→ **MATERIAL FOR THE TASK**
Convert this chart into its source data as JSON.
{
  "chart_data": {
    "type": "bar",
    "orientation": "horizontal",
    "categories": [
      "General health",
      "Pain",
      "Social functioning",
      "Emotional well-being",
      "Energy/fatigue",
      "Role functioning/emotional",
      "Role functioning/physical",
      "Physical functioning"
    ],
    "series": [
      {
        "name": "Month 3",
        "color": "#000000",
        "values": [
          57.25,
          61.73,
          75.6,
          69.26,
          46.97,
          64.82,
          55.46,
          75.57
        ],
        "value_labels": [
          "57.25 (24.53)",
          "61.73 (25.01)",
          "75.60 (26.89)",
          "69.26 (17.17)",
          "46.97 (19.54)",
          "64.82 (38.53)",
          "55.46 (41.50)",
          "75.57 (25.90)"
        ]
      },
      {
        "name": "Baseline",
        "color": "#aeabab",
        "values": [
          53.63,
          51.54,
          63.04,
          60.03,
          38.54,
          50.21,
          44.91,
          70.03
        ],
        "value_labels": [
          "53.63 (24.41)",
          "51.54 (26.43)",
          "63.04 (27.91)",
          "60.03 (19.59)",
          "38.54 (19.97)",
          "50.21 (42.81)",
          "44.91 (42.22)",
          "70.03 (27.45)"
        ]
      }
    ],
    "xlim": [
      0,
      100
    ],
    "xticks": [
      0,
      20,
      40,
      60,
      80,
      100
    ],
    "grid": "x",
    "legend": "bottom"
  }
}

→ **EXERCISE GOAL**
Each line holding the word "functioning" counts once; report the total and nothing else.

→ **THE OUTPUT**
4